**Provided data**
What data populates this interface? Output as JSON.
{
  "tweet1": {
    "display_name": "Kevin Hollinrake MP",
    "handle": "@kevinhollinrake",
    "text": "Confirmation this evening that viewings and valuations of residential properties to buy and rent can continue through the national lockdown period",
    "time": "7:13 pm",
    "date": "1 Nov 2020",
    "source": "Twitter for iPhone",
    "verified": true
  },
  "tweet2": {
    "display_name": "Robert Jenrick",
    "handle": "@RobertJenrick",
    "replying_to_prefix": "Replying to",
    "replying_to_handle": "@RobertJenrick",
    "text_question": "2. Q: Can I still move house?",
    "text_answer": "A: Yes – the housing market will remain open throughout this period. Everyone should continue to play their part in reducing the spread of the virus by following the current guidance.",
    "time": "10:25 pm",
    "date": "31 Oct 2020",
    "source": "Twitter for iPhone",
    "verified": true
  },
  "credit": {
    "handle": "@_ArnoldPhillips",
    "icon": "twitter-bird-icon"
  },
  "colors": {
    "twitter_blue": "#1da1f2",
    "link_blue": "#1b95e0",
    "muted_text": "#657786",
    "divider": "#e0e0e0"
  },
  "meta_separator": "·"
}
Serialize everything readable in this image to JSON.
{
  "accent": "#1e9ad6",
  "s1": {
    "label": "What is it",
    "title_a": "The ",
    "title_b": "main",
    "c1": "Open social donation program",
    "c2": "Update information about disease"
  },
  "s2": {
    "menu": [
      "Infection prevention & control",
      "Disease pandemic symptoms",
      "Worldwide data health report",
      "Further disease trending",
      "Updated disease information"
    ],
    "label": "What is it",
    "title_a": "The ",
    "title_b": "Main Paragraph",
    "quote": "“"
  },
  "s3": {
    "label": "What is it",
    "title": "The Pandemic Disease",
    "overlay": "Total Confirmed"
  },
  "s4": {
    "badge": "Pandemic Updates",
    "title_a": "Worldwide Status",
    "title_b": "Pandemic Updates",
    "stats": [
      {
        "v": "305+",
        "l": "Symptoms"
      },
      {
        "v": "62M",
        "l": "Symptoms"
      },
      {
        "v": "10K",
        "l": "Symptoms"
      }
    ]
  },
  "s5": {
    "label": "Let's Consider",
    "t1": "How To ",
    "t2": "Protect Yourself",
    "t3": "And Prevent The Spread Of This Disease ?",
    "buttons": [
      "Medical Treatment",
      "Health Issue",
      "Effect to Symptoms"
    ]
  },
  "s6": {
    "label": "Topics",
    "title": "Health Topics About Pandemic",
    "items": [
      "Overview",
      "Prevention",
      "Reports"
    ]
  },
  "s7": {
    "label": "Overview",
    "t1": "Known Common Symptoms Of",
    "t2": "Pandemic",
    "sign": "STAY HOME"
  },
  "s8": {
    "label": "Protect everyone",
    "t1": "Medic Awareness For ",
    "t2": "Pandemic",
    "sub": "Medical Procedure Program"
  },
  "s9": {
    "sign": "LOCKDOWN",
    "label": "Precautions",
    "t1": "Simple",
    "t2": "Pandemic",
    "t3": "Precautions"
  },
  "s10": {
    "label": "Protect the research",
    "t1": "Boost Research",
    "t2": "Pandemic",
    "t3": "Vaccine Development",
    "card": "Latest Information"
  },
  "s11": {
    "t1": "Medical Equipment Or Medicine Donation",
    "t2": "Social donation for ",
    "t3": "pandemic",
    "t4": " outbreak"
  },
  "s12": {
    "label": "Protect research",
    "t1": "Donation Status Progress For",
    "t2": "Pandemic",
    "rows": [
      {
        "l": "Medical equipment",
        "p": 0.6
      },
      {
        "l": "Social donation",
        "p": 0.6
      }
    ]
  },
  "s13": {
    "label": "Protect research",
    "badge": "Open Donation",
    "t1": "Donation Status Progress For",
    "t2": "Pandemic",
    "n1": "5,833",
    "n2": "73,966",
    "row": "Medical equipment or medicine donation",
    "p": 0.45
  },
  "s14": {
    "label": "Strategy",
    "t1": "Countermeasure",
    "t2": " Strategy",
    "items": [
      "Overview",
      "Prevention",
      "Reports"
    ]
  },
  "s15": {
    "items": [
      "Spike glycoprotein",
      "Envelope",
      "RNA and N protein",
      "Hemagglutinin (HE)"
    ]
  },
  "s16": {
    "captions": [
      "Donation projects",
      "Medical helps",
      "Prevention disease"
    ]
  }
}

**Action item**
As the exercise requires, copy out the data shown above word for word.

**Answer box**
What data populates this interface? Output as JSON.
{
  "tweet1": {
    "display_name": "Kevin Hollinrake MP",
    "handle": "@kevinhollinrake",
    "text": "Confirmation this evening that viewings and valuations of residential properties to buy and rent can continue through the national lockdown period",
    "time": "7:13 pm",
    "date": "1 Nov 2020",
    "source": "Twitter for iPhone",
    "verified": true
  },
  "tweet2": {
    "display_name": "Robert Jenrick",
    "handle": "@RobertJenrick",
    "replying_to_prefix": "Replying to",
    "replying_to_handle": "@RobertJenrick",
    "text_question": "2. Q: Can I still move house?",
    "text_answer": "A: Yes – the housing market will remain open throughout this period. Everyone should continue to play their part in reducing the spread of the virus by following the current guidance.",
    "time": "10:25 pm",
    "date": "31 Oct 2020",
    "source": "Twitter for iPhone",
    "verified": true
  },
  "credit": {
    "handle": "@_ArnoldPhillips",
    "icon": "twitter-bird-icon"
  },
  "colors": {
    "twitter_blue": "#1da1f2",
    "link_blue": "#1b95e0",
    "muted_text": "#657786",
    "divider": "#e0e0e0"
  },
  "meta_separator": "·"
}
Serialize everything readable in this image to JSON.
{
  "accent": "#1e9ad6",
  "s1": {
    "label": "What is it",
    "title_a": "The ",
    "title_b": "main",
    "c1": "Open social donation program",
    "c2": "Update information about disease"
  },
  "s2": {
    "menu": [
      "Infection prevention & control",
      "Disease pandemic symptoms",
      "Worldwide data health report",
      "Further disease trending",
      "Updated disease information"
    ],
    "label": "What is it",
    "title_a": "The ",
    "title_b": "Main Paragraph",
    "quote": "“"
  },
  "s3": {
    "label": "What is it",
    "title": "The Pandemic Disease",
    "overlay": "Total Confirmed"
  },
  "s4": {
    "badge": "Pandemic Updates",
    "title_a": "Worldwide Status",
    "title_b": "Pandemic Updates",
    "stats": [
      {
        "v": "305+",
        "l": "Symptoms"
      },
      {
        "v": "62M",
        "l": "Symptoms"
      },
      {
        "v": "10K",
        "l": "Symptoms"
      }
    ]
  },
  "s5": {
    "label": "Let's Consider",
    "t1": "How To ",
    "t2": "Protect Yourself",
    "t3": "And Prevent The Spread Of This Disease ?",
    "buttons": [
      "Medical Treatment",
      "Health Issue",
      "Effect to Symptoms"
    ]
  },
  "s6": {
    "label": "Topics",
    "title": "Health Topics About Pandemic",
    "items": [
      "Overview",
      "Prevention",
      "Reports"
    ]
  },
  "s7": {
    "label": "Overview",
    "t1": "Known Common Symptoms Of",
    "t2": "Pandemic",
    "sign": "STAY HOME"
  },
  "s8": {
    "label": "Protect everyone",
    "t1": "Medic Awareness For ",
    "t2": "Pandemic",
    "sub": "Medical Procedure Program"
  },
  "s9": {
    "sign": "LOCKDOWN",
    "label": "Precautions",
    "t1": "Simple",
    "t2": "Pandemic",
    "t3": "Precautions"
  },
  "s10": {
    "label": "Protect the research",
    "t1": "Boost Research",
    "t2": "Pandemic",
    "t3": "Vaccine Development",
    "card": "Latest Information"
  },
  "s11": {
    "t1": "Medical Equipment Or Medicine Donation",
    "t2": "Social donation for ",
    "t3": "pandemic",
    "t4": " outbreak"
  },
  "s12": {
    "label": "Protect research",
    "t1": "Donation Status Progress For",
    "t2": "Pandemic",
    "rows": [
      {
        "l": "Medical equipment",
        "p": 0.6
      },
      {
        "l": "Social donation",
        "p": 0.6
      }
    ]
  },
  "s13": {
    "label": "Protect research",
    "badge": "Open Donation",
    "t1": "Donation Status Progress For",
    "t2": "Pandemic",
    "n1": "5,833",
    "n2": "73,966",
    "row": "Medical equipment or medicine donation",
    "p": 0.45
  },
  "s14": {
    "label": "Strategy",
    "t1": "Countermeasure",
    "t2": " Strategy",
    "items": [
      "Overview",
      "Prevention",
      "Reports"
    ]
  },
  "s15": {
    "items": [
      "Spike glycoprotein",
      "Envelope",
      "RNA and N protein",
      "Hemagglutinin (HE)"
    ]
  },
  "s16": {
    "captions": [
      "Donation projects",
      "Medical helps",
      "Prevention disease"
    ]
  }
}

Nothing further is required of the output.